--- begin DATA IN THIS EXERCISE ---
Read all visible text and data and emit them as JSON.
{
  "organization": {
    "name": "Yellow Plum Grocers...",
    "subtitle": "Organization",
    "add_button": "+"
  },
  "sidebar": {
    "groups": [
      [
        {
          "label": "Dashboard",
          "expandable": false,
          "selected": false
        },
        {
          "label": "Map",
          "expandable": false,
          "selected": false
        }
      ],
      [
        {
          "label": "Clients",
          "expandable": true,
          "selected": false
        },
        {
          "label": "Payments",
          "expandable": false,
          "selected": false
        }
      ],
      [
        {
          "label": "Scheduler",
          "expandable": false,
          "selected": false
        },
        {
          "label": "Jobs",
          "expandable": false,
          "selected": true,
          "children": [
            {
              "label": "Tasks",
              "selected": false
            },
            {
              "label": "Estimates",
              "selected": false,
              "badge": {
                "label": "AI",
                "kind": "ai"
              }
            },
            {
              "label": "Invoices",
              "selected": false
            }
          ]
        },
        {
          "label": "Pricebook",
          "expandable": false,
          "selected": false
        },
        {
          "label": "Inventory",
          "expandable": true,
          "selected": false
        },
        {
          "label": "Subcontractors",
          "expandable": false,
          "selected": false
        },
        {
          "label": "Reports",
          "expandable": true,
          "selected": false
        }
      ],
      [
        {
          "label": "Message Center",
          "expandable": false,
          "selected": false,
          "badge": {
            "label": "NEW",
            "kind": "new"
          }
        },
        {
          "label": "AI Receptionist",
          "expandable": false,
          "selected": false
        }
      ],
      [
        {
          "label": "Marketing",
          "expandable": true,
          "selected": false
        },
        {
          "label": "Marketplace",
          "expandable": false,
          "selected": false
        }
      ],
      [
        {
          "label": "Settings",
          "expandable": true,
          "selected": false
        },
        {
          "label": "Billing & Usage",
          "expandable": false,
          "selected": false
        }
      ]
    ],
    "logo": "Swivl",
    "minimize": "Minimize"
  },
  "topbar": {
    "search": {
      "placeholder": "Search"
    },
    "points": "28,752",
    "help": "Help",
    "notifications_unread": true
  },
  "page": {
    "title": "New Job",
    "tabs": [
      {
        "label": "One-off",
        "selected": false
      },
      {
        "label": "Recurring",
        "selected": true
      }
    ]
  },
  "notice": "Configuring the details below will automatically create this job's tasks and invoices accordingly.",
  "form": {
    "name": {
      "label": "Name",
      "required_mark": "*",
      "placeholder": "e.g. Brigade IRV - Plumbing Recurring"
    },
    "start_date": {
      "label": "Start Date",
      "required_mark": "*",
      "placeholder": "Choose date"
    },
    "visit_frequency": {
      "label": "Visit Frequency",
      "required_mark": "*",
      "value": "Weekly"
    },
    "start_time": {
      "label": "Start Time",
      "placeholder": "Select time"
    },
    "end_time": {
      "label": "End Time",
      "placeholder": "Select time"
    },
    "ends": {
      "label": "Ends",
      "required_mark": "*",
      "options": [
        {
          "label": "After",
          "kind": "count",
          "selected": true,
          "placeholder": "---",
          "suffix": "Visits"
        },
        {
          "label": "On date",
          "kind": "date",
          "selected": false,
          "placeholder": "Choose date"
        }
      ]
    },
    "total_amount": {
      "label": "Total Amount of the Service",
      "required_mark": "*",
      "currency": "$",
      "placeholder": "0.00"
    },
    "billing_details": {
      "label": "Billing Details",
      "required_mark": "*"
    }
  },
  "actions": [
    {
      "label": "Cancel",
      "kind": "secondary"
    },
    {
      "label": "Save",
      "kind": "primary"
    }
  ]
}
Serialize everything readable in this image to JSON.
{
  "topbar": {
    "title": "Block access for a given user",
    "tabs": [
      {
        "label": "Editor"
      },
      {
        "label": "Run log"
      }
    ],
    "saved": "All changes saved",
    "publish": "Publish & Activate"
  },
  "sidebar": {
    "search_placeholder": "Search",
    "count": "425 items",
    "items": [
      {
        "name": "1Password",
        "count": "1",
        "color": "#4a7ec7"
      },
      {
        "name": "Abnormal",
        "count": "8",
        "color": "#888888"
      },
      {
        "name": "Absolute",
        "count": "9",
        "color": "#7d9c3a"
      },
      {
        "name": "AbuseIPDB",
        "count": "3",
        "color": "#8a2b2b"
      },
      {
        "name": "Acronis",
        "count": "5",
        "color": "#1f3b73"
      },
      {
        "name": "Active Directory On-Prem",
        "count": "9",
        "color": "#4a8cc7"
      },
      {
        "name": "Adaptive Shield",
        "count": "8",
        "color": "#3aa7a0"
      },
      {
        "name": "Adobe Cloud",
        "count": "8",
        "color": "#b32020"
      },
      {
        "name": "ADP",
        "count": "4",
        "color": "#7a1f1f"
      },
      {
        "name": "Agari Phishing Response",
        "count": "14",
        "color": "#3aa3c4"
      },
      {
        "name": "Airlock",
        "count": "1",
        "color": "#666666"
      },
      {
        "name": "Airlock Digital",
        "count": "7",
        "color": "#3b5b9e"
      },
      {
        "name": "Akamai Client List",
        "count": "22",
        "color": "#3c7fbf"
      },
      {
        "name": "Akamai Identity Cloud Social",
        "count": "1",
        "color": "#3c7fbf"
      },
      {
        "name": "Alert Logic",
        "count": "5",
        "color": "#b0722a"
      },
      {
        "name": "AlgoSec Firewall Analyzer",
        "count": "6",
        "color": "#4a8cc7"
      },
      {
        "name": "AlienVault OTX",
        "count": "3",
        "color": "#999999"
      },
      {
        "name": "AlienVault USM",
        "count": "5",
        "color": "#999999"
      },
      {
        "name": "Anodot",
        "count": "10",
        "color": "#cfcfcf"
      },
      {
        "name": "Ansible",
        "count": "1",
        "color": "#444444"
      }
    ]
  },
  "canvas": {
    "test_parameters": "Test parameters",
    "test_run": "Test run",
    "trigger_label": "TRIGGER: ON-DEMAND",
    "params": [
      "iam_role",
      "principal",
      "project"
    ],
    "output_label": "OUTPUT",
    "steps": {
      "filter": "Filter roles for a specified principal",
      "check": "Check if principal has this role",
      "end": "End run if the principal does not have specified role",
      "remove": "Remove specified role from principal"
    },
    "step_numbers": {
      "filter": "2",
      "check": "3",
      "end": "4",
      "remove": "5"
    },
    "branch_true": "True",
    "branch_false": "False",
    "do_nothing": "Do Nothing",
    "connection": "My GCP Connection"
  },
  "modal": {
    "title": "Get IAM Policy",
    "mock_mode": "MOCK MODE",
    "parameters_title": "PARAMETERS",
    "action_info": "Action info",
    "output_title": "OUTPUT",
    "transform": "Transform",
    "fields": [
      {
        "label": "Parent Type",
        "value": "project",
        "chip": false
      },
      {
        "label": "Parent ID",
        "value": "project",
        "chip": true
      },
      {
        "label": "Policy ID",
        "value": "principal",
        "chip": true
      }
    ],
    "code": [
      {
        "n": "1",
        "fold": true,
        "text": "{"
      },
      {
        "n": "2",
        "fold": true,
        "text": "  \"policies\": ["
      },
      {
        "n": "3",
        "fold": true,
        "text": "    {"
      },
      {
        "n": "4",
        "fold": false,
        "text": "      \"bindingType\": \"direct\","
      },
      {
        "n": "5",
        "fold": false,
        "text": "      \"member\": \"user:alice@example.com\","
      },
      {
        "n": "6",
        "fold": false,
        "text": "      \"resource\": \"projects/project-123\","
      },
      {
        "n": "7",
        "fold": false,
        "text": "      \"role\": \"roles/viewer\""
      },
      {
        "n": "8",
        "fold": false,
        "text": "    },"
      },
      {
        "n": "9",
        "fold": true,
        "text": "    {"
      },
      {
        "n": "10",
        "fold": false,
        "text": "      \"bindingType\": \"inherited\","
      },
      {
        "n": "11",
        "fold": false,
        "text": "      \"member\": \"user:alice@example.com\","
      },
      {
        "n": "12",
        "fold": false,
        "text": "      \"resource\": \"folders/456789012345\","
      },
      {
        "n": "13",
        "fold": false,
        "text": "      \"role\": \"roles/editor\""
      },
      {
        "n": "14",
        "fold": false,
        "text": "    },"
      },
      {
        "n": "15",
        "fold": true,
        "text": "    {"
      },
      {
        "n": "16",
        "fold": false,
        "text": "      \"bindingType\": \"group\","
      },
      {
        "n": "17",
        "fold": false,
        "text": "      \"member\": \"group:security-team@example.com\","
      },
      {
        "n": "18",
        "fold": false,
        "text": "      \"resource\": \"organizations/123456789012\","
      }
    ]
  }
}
--- end DATA IN THIS EXERCISE ---
▶ _WHAT TO WORK ON_
Answer with a single number: the count of lines holding the word "Test".

▶ _REPLY_
2